Recorded data:
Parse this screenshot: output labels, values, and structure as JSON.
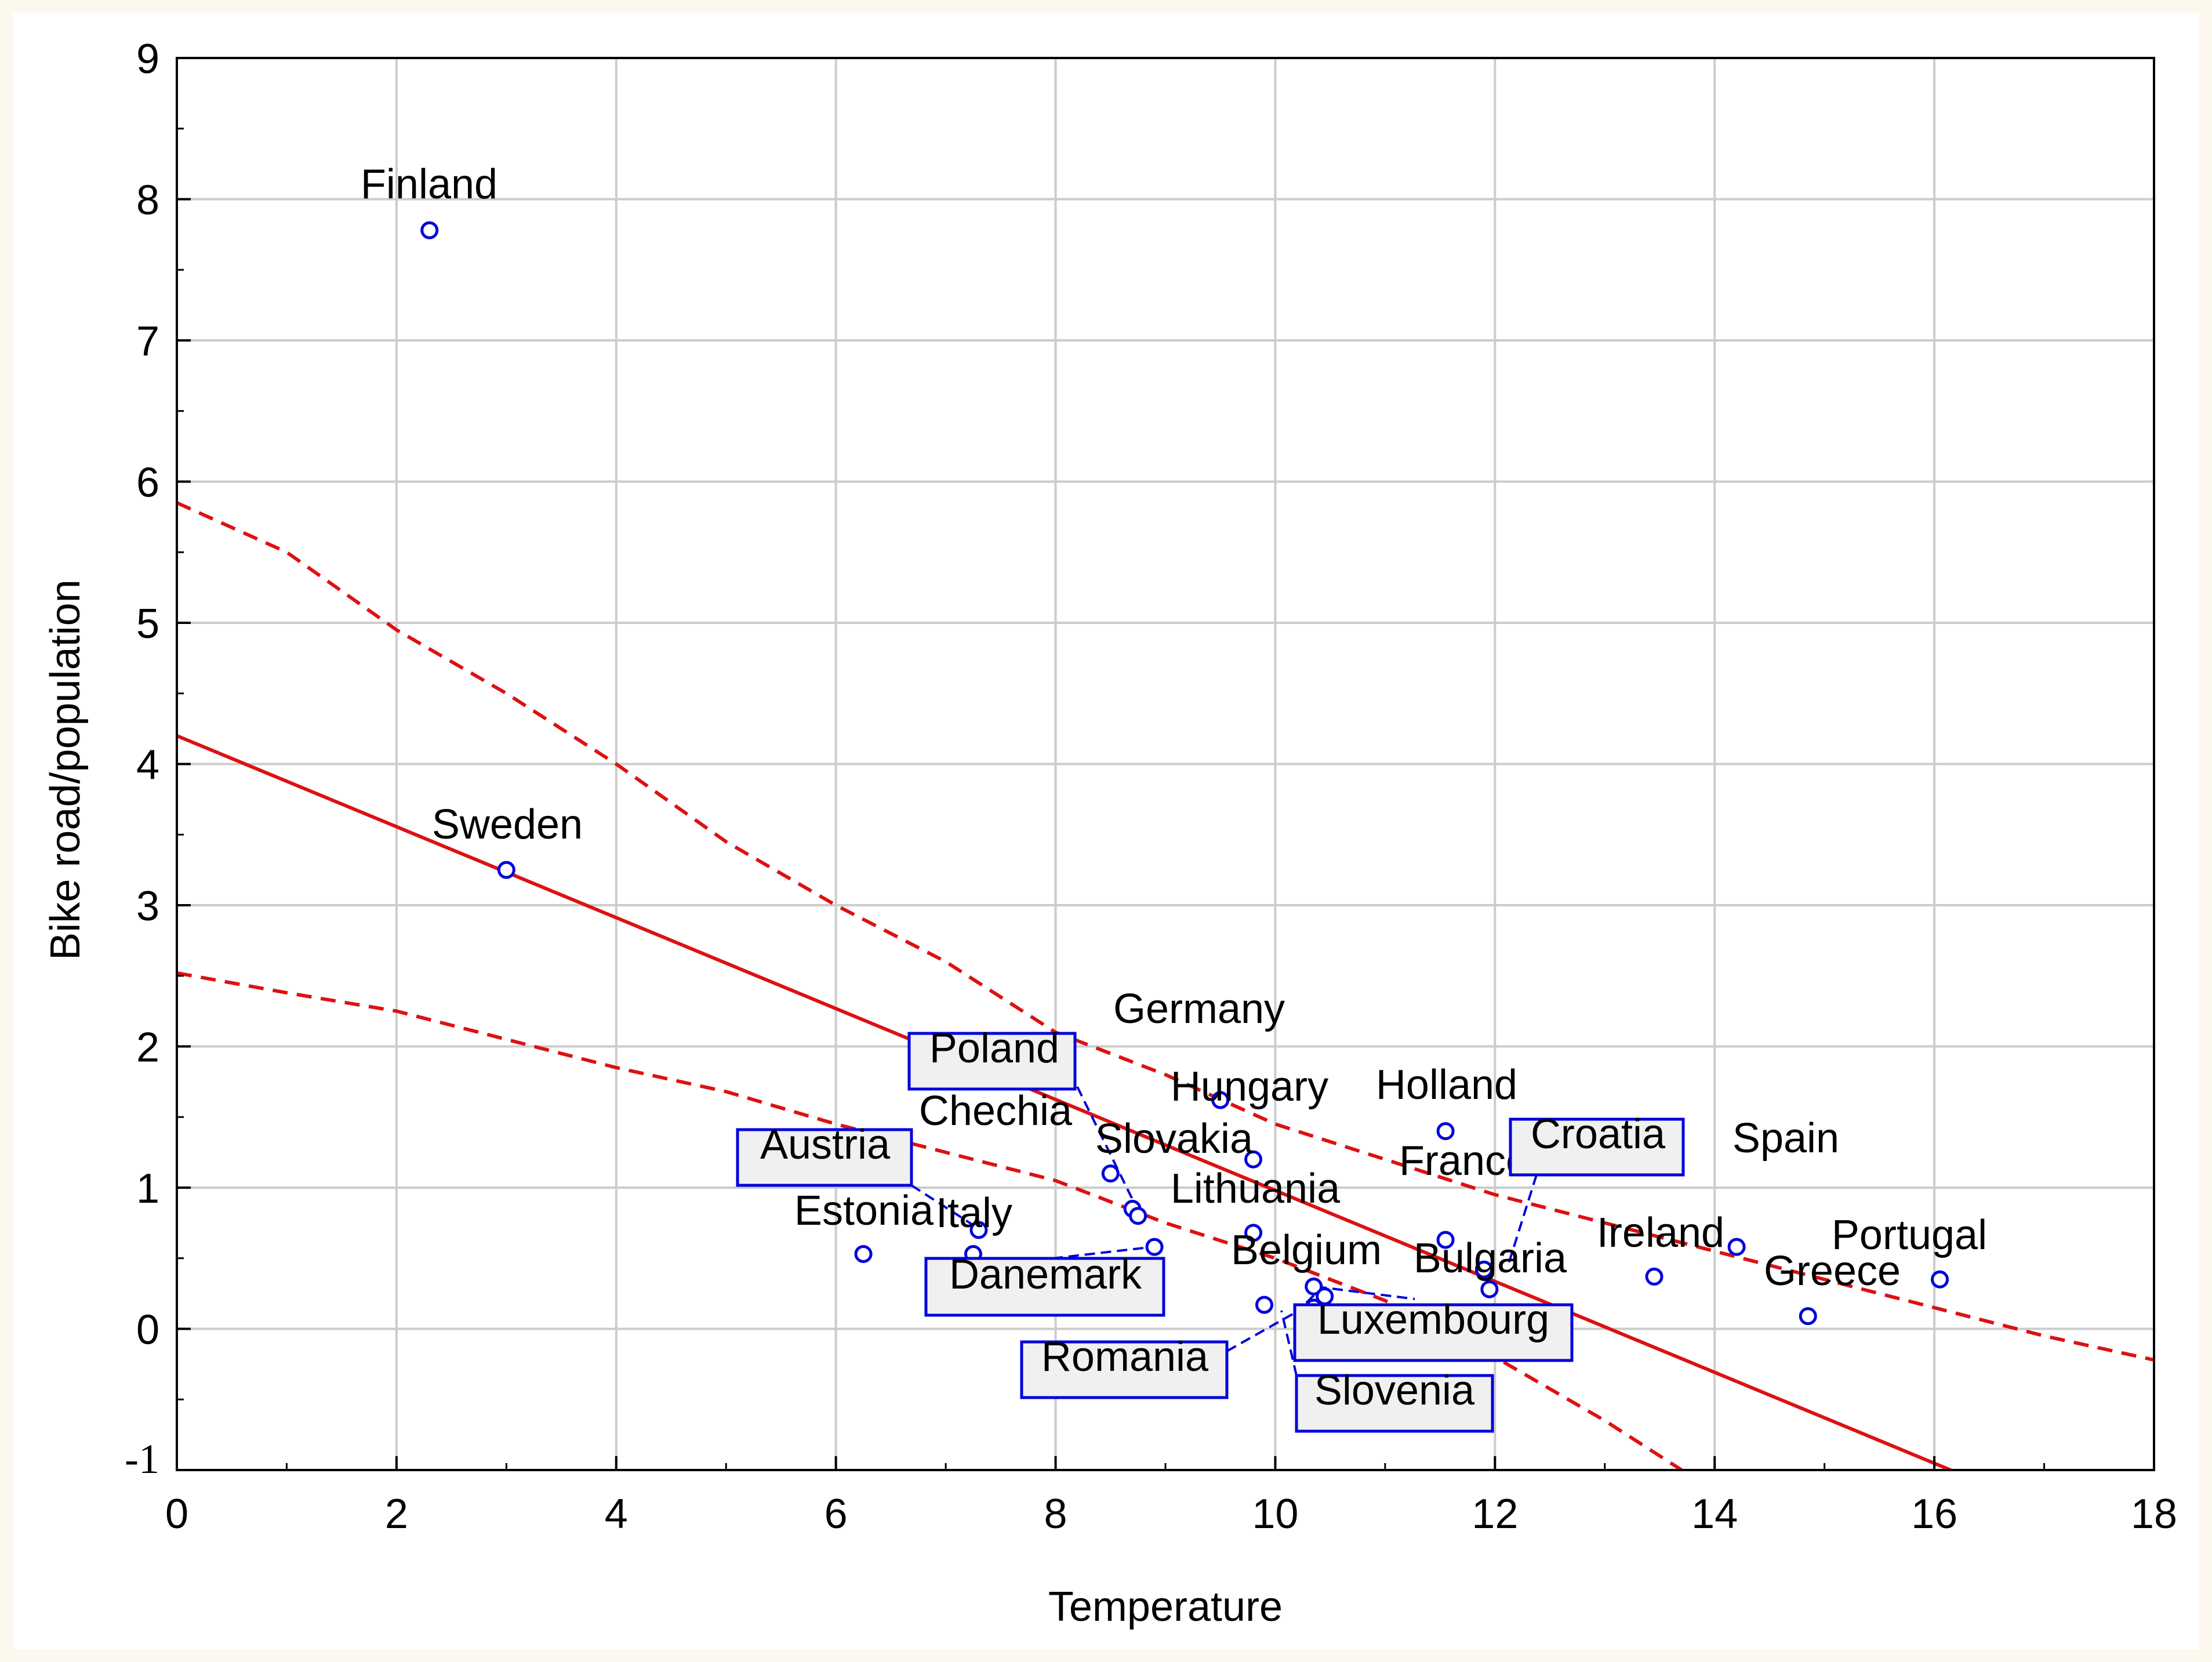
{
  "chart_data": {
    "type": "scatter",
    "title": "",
    "xlabel": "Temperature",
    "ylabel": "Bike road/population",
    "xlim": [
      0,
      18
    ],
    "ylim": [
      -1,
      9
    ],
    "xticks": [
      "0",
      "2",
      "4",
      "6",
      "8",
      "10",
      "12",
      "14",
      "16",
      "18"
    ],
    "yticks": [
      "-1",
      "0",
      "1",
      "2",
      "3",
      "4",
      "5",
      "6",
      "7",
      "8",
      "9"
    ],
    "grid": true,
    "points": [
      {
        "label": "Finland",
        "x": 2.3,
        "y": 7.78
      },
      {
        "label": "Sweden",
        "x": 3.0,
        "y": 3.25
      },
      {
        "label": "Germany",
        "x": 9.5,
        "y": 1.62
      },
      {
        "label": "Hungary",
        "x": 9.8,
        "y": 1.2
      },
      {
        "label": "Holland",
        "x": 11.55,
        "y": 1.4
      },
      {
        "label": "Chechia",
        "x": 8.5,
        "y": 1.1
      },
      {
        "label": "Slovakia",
        "x": 8.7,
        "y": 0.85
      },
      {
        "label": "Poland",
        "x": 8.75,
        "y": 0.8
      },
      {
        "label": "Lithuania",
        "x": 9.8,
        "y": 0.68
      },
      {
        "label": "Estonia",
        "x": 6.25,
        "y": 0.53
      },
      {
        "label": "Italy",
        "x": 7.25,
        "y": 0.53
      },
      {
        "label": "Austria",
        "x": 7.3,
        "y": 0.7
      },
      {
        "label": "Danemark",
        "x": 8.9,
        "y": 0.58
      },
      {
        "label": "France",
        "x": 11.55,
        "y": 0.63
      },
      {
        "label": "Croatia",
        "x": 11.9,
        "y": 0.42
      },
      {
        "label": "Bulgaria",
        "x": 11.95,
        "y": 0.28
      },
      {
        "label": "Belgium",
        "x": 10.35,
        "y": 0.3
      },
      {
        "label": "Luxembourg",
        "x": 10.45,
        "y": 0.23
      },
      {
        "label": "Slovenia",
        "x": 10.35,
        "y": 0.15
      },
      {
        "label": "Romania",
        "x": 9.9,
        "y": 0.17
      },
      {
        "label": "Ireland",
        "x": 13.45,
        "y": 0.37
      },
      {
        "label": "Spain",
        "x": 14.2,
        "y": 0.58
      },
      {
        "label": "Greece",
        "x": 14.85,
        "y": 0.09
      },
      {
        "label": "Portugal",
        "x": 16.05,
        "y": 0.35
      }
    ],
    "regression": {
      "intercept": 4.2,
      "slope": -0.322
    },
    "confidence_band": {
      "upper": [
        [
          0,
          5.85
        ],
        [
          1,
          5.5
        ],
        [
          2,
          4.95
        ],
        [
          3,
          4.5
        ],
        [
          4,
          4.0
        ],
        [
          5,
          3.45
        ],
        [
          6,
          3.0
        ],
        [
          7,
          2.6
        ],
        [
          8,
          2.1
        ],
        [
          9,
          1.8
        ],
        [
          10,
          1.45
        ],
        [
          11,
          1.2
        ],
        [
          12,
          0.95
        ],
        [
          13,
          0.75
        ],
        [
          14,
          0.55
        ],
        [
          15,
          0.35
        ],
        [
          16,
          0.15
        ],
        [
          17,
          -0.05
        ],
        [
          18,
          -0.22
        ]
      ],
      "lower": [
        [
          0,
          2.52
        ],
        [
          1,
          2.38
        ],
        [
          2,
          2.25
        ],
        [
          3,
          2.05
        ],
        [
          4,
          1.85
        ],
        [
          5,
          1.68
        ],
        [
          6,
          1.45
        ],
        [
          7,
          1.25
        ],
        [
          8,
          1.05
        ],
        [
          9,
          0.75
        ],
        [
          10,
          0.5
        ],
        [
          11,
          0.2
        ],
        [
          12,
          -0.2
        ],
        [
          13,
          -0.65
        ],
        [
          13.7,
          -1.0
        ]
      ]
    },
    "series_colors": {
      "points": "#0000dd",
      "fit": "#dd1111",
      "band": "#dd1111",
      "grid": "#cccccc",
      "label_box": "#f0f0f0"
    }
  }
}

Given request: Reproduce the material above verbatim; omit every picture.

Response to the exercise:
Parse this screenshot: output labels, values, and structure as JSON.
{
  "chart_data": {
    "type": "scatter",
    "title": "",
    "xlabel": "Temperature",
    "ylabel": "Bike road/population",
    "xlim": [
      0,
      18
    ],
    "ylim": [
      -1,
      9
    ],
    "xticks": [
      "0",
      "2",
      "4",
      "6",
      "8",
      "10",
      "12",
      "14",
      "16",
      "18"
    ],
    "yticks": [
      "-1",
      "0",
      "1",
      "2",
      "3",
      "4",
      "5",
      "6",
      "7",
      "8",
      "9"
    ],
    "grid": true,
    "points": [
      {
        "label": "Finland",
        "x": 2.3,
        "y": 7.78
      },
      {
        "label": "Sweden",
        "x": 3.0,
        "y": 3.25
      },
      {
        "label": "Germany",
        "x": 9.5,
        "y": 1.62
      },
      {
        "label": "Hungary",
        "x": 9.8,
        "y": 1.2
      },
      {
        "label": "Holland",
        "x": 11.55,
        "y": 1.4
      },
      {
        "label": "Chechia",
        "x": 8.5,
        "y": 1.1
      },
      {
        "label": "Slovakia",
        "x": 8.7,
        "y": 0.85
      },
      {
        "label": "Poland",
        "x": 8.75,
        "y": 0.8
      },
      {
        "label": "Lithuania",
        "x": 9.8,
        "y": 0.68
      },
      {
        "label": "Estonia",
        "x": 6.25,
        "y": 0.53
      },
      {
        "label": "Italy",
        "x": 7.25,
        "y": 0.53
      },
      {
        "label": "Austria",
        "x": 7.3,
        "y": 0.7
      },
      {
        "label": "Danemark",
        "x": 8.9,
        "y": 0.58
      },
      {
        "label": "France",
        "x": 11.55,
        "y": 0.63
      },
      {
        "label": "Croatia",
        "x": 11.9,
        "y": 0.42
      },
      {
        "label": "Bulgaria",
        "x": 11.95,
        "y": 0.28
      },
      {
        "label": "Belgium",
        "x": 10.35,
        "y": 0.3
      },
      {
        "label": "Luxembourg",
        "x": 10.45,
        "y": 0.23
      },
      {
        "label": "Slovenia",
        "x": 10.35,
        "y": 0.15
      },
      {
        "label": "Romania",
        "x": 9.9,
        "y": 0.17
      },
      {
        "label": "Ireland",
        "x": 13.45,
        "y": 0.37
      },
      {
        "label": "Spain",
        "x": 14.2,
        "y": 0.58
      },
      {
        "label": "Greece",
        "x": 14.85,
        "y": 0.09
      },
      {
        "label": "Portugal",
        "x": 16.05,
        "y": 0.35
      }
    ],
    "regression": {
      "intercept": 4.2,
      "slope": -0.322
    },
    "confidence_band": {
      "upper": [
        [
          0,
          5.85
        ],
        [
          1,
          5.5
        ],
        [
          2,
          4.95
        ],
        [
          3,
          4.5
        ],
        [
          4,
          4.0
        ],
        [
          5,
          3.45
        ],
        [
          6,
          3.0
        ],
        [
          7,
          2.6
        ],
        [
          8,
          2.1
        ],
        [
          9,
          1.8
        ],
        [
          10,
          1.45
        ],
        [
          11,
          1.2
        ],
        [
          12,
          0.95
        ],
        [
          13,
          0.75
        ],
        [
          14,
          0.55
        ],
        [
          15,
          0.35
        ],
        [
          16,
          0.15
        ],
        [
          17,
          -0.05
        ],
        [
          18,
          -0.22
        ]
      ],
      "lower": [
        [
          0,
          2.52
        ],
        [
          1,
          2.38
        ],
        [
          2,
          2.25
        ],
        [
          3,
          2.05
        ],
        [
          4,
          1.85
        ],
        [
          5,
          1.68
        ],
        [
          6,
          1.45
        ],
        [
          7,
          1.25
        ],
        [
          8,
          1.05
        ],
        [
          9,
          0.75
        ],
        [
          10,
          0.5
        ],
        [
          11,
          0.2
        ],
        [
          12,
          -0.2
        ],
        [
          13,
          -0.65
        ],
        [
          13.7,
          -1.0
        ]
      ]
    },
    "series_colors": {
      "points": "#0000dd",
      "fit": "#dd1111",
      "band": "#dd1111",
      "grid": "#cccccc",
      "label_box": "#f0f0f0"
    }
  }
}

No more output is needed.